■ **SUPPLIED MATERIAL**
--------------------
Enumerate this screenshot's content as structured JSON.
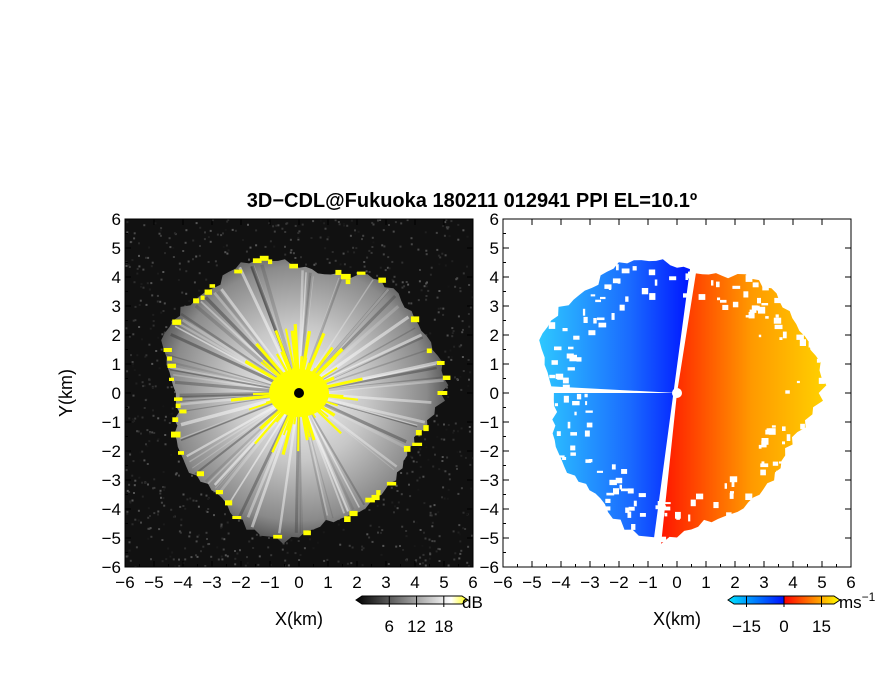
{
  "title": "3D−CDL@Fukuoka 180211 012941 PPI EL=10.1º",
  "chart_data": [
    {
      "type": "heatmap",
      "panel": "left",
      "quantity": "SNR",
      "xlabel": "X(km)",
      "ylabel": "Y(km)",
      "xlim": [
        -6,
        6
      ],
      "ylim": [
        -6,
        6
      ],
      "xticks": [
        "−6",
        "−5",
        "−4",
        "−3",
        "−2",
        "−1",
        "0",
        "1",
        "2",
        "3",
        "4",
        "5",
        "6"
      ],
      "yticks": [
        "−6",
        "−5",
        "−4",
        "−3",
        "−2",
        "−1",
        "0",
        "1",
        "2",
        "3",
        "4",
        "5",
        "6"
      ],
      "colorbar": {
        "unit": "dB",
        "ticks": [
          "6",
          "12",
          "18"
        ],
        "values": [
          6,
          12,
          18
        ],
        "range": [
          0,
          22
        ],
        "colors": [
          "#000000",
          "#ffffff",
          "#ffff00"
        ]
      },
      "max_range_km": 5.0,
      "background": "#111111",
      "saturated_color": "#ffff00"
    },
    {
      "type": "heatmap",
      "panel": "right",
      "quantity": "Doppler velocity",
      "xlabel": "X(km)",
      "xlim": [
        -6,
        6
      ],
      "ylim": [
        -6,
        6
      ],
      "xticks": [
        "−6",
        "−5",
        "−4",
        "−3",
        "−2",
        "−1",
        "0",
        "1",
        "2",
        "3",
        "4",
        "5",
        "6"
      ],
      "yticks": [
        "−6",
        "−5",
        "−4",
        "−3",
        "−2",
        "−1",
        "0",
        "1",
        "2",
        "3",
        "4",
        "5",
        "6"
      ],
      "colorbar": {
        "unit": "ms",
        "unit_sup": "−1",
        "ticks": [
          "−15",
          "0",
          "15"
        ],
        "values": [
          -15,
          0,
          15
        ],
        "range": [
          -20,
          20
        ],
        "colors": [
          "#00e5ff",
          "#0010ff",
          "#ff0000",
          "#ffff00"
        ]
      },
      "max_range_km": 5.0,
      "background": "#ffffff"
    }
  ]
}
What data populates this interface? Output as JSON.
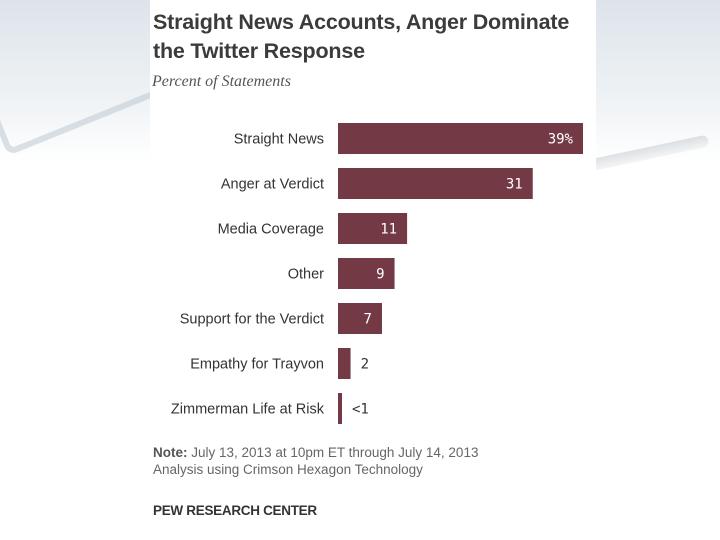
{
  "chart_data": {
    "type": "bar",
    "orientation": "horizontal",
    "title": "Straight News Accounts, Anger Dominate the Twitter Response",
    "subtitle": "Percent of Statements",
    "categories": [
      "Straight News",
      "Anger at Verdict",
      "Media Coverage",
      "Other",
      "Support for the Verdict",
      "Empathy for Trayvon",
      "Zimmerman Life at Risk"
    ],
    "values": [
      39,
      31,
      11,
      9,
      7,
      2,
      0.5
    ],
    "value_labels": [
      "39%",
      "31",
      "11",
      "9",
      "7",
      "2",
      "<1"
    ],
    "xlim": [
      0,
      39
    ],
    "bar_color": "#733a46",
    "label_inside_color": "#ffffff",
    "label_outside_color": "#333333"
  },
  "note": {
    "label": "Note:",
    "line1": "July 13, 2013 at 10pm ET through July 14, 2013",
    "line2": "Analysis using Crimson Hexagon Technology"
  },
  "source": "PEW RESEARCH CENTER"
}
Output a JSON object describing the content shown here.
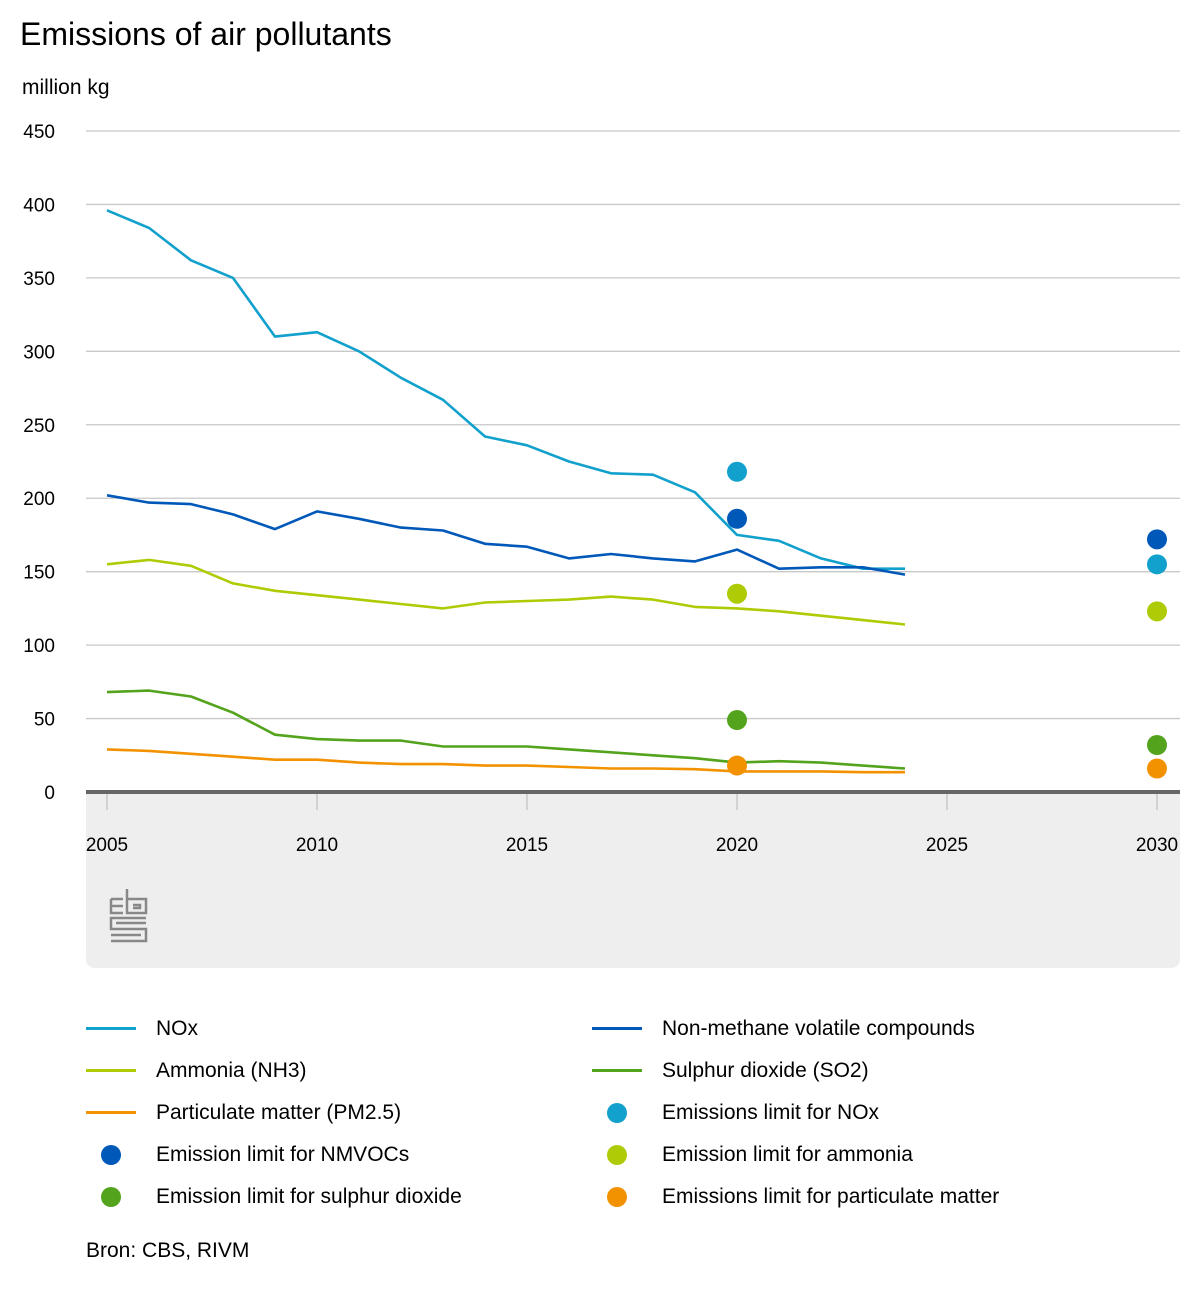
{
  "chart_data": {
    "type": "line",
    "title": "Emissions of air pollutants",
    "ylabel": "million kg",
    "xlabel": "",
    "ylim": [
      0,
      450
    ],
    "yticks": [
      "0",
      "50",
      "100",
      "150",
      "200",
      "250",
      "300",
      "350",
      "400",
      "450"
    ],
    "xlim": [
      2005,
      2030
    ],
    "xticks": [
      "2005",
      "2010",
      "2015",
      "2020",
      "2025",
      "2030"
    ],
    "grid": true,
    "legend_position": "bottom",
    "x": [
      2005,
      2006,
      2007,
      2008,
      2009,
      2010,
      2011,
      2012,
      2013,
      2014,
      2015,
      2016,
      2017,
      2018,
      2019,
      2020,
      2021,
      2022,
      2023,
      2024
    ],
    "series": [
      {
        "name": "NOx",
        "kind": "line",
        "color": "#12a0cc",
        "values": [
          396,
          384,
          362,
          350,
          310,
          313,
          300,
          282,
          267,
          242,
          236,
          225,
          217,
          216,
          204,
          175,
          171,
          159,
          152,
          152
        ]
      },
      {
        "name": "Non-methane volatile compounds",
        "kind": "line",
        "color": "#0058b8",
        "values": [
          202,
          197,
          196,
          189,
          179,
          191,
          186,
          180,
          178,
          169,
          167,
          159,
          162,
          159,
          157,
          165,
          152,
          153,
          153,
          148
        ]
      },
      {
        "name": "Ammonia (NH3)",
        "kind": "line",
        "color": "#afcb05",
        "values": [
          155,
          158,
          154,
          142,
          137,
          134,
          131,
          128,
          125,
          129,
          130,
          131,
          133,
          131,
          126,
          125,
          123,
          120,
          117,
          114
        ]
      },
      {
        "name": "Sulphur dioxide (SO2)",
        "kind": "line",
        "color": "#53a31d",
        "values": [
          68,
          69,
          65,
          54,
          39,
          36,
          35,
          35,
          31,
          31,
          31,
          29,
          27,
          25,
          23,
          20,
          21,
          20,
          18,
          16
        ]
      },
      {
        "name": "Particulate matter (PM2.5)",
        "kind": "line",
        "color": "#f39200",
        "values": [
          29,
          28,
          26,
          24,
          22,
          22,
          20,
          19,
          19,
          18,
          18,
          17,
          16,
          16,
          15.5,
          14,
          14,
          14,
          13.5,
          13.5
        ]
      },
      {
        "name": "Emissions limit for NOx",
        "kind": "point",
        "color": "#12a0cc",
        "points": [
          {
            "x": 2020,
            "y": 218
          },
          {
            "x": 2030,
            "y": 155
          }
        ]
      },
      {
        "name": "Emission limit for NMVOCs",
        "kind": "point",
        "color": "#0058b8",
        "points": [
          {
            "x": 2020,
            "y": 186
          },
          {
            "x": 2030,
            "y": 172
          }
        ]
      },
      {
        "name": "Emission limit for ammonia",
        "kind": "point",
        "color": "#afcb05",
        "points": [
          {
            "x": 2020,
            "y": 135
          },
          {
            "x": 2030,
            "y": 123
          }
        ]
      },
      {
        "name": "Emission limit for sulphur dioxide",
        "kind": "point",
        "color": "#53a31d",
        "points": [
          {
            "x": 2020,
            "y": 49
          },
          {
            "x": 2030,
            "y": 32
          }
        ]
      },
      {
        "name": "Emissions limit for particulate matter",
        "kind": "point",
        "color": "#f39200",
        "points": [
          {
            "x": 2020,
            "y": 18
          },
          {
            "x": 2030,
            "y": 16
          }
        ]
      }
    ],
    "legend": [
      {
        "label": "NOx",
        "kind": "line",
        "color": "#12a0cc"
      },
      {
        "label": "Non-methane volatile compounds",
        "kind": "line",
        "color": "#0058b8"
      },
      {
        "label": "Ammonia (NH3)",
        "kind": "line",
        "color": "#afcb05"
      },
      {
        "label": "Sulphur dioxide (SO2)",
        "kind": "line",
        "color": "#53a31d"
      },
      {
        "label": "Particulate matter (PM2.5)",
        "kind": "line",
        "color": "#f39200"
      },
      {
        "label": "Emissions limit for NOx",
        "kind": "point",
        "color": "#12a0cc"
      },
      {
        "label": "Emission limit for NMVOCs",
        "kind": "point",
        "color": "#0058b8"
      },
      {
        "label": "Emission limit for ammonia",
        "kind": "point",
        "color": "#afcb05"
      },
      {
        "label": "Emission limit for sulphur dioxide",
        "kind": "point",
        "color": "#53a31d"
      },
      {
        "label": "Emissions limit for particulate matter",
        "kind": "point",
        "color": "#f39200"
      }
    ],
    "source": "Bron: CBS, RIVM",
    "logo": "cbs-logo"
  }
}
--------------------
■ **WRITTEN TASK**
Respond with the number of lines containing "content" and no additional words.

■ **COMPLETE ANSWER**
2